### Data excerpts
□ □ □ □ □
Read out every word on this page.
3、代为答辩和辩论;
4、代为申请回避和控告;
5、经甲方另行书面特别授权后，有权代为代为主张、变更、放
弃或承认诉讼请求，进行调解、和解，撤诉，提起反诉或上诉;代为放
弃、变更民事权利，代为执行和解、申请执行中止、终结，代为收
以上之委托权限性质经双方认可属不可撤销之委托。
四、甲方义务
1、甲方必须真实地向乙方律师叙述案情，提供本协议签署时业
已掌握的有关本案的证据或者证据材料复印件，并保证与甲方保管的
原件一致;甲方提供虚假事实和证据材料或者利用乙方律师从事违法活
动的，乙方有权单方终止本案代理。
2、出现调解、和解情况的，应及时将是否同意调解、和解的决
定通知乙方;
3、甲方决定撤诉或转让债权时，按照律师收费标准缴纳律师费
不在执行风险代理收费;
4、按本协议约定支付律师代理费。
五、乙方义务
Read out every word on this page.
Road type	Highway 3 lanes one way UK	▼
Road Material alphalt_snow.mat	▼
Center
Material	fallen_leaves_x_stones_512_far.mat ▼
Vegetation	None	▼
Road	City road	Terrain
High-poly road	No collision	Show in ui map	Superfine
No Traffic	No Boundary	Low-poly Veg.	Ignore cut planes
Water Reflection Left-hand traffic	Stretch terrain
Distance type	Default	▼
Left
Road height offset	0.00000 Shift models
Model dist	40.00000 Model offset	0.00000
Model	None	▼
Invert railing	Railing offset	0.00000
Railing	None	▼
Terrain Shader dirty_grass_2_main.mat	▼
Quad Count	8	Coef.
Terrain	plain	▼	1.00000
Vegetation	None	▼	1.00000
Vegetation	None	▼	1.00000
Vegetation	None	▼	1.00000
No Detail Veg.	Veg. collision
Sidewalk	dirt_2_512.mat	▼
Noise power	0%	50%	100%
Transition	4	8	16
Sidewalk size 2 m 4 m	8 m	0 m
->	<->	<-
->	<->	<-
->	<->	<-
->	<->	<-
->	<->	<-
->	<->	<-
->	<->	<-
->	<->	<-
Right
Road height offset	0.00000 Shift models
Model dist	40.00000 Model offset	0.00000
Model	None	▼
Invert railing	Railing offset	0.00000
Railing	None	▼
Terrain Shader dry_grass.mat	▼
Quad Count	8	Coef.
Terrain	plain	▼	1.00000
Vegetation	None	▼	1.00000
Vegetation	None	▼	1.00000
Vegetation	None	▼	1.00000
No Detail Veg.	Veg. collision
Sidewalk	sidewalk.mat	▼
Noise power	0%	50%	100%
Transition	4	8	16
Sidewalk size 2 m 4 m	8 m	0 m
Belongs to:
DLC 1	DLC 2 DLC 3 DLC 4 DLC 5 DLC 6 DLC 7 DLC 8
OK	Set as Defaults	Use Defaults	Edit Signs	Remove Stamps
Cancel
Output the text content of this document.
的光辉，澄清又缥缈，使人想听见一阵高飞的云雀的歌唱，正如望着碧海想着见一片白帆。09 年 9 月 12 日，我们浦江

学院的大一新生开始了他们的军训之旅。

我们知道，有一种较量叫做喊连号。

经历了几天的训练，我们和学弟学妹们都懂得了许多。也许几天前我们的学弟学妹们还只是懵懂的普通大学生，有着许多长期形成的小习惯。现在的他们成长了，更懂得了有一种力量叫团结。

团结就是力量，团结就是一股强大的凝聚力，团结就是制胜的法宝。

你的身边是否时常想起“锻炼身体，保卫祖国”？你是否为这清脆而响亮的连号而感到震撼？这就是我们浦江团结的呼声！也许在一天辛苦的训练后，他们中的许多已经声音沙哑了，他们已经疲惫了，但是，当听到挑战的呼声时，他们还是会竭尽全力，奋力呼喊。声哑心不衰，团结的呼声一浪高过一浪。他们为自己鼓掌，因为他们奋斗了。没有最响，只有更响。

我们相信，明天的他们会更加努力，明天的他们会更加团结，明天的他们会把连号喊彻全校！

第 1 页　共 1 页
□ □ □ □ □
### Aim
Extract each entry in full and write it down exactly.

### In response
Read out every word on this page.
3、代为答辩和辩论;
4、代为申请回避和控告;
5、经甲方另行书面特别授权后，有权代为代为主张、变更、放
弃或承认诉讼请求，进行调解、和解，撤诉，提起反诉或上诉;代为放
弃、变更民事权利，代为执行和解、申请执行中止、终结，代为收
以上之委托权限性质经双方认可属不可撤销之委托。
四、甲方义务
1、甲方必须真实地向乙方律师叙述案情，提供本协议签署时业
已掌握的有关本案的证据或者证据材料复印件，并保证与甲方保管的
原件一致;甲方提供虚假事实和证据材料或者利用乙方律师从事违法活
动的，乙方有权单方终止本案代理。
2、出现调解、和解情况的，应及时将是否同意调解、和解的决
定通知乙方;
3、甲方决定撤诉或转让债权时，按照律师收费标准缴纳律师费
不在执行风险代理收费;
4、按本协议约定支付律师代理费。
五、乙方义务
Read out every word on this page.
Road type	Highway 3 lanes one way UK	▼
Road Material alphalt_snow.mat	▼
Center
Material	fallen_leaves_x_stones_512_far.mat ▼
Vegetation	None	▼
Road	City road	Terrain
High-poly road	No collision	Show in ui map	Superfine
No Traffic	No Boundary	Low-poly Veg.	Ignore cut planes
Water Reflection Left-hand traffic	Stretch terrain
Distance type	Default	▼
Left
Road height offset	0.00000 Shift models
Model dist	40.00000 Model offset	0.00000
Model	None	▼
Invert railing	Railing offset	0.00000
Railing	None	▼
Terrain Shader dirty_grass_2_main.mat	▼
Quad Count	8	Coef.
Terrain	plain	▼	1.00000
Vegetation	None	▼	1.00000
Vegetation	None	▼	1.00000
Vegetation	None	▼	1.00000
No Detail Veg.	Veg. collision
Sidewalk	dirt_2_512.mat	▼
Noise power	0%	50%	100%
Transition	4	8	16
Sidewalk size 2 m 4 m	8 m	0 m
->	<->	<-
->	<->	<-
->	<->	<-
->	<->	<-
->	<->	<-
->	<->	<-
->	<->	<-
->	<->	<-
Right
Road height offset	0.00000 Shift models
Model dist	40.00000 Model offset	0.00000
Model	None	▼
Invert railing	Railing offset	0.00000
Railing	None	▼
Terrain Shader dry_grass.mat	▼
Quad Count	8	Coef.
Terrain	plain	▼	1.00000
Vegetation	None	▼	1.00000
Vegetation	None	▼	1.00000
Vegetation	None	▼	1.00000
No Detail Veg.	Veg. collision
Sidewalk	sidewalk.mat	▼
Noise power	0%	50%	100%
Transition	4	8	16
Sidewalk size 2 m 4 m	8 m	0 m
Belongs to:
DLC 1	DLC 2 DLC 3 DLC 4 DLC 5 DLC 6 DLC 7 DLC 8
OK	Set as Defaults	Use Defaults	Edit Signs	Remove Stamps
Cancel
Output the text content of this document.
的光辉，澄清又缥缈，使人想听见一阵高飞的云雀的歌唱，正如望着碧海想着见一片白帆。09 年 9 月 12 日，我们浦江

学院的大一新生开始了他们的军训之旅。

我们知道，有一种较量叫做喊连号。

经历了几天的训练，我们和学弟学妹们都懂得了许多。也许几天前我们的学弟学妹们还只是懵懂的普通大学生，有着许多长期形成的小习惯。现在的他们成长了，更懂得了有一种力量叫团结。

团结就是力量，团结就是一股强大的凝聚力，团结就是制胜的法宝。

你的身边是否时常想起“锻炼身体，保卫祖国”？你是否为这清脆而响亮的连号而感到震撼？这就是我们浦江团结的呼声！也许在一天辛苦的训练后，他们中的许多已经声音沙哑了，他们已经疲惫了，但是，当听到挑战的呼声时，他们还是会竭尽全力，奋力呼喊。声哑心不衰，团结的呼声一浪高过一浪。他们为自己鼓掌，因为他们奋斗了。没有最响，只有更响。

我们相信，明天的他们会更加努力，明天的他们会更加团结，明天的他们会把连号喊彻全校！

第 1 页　共 1 页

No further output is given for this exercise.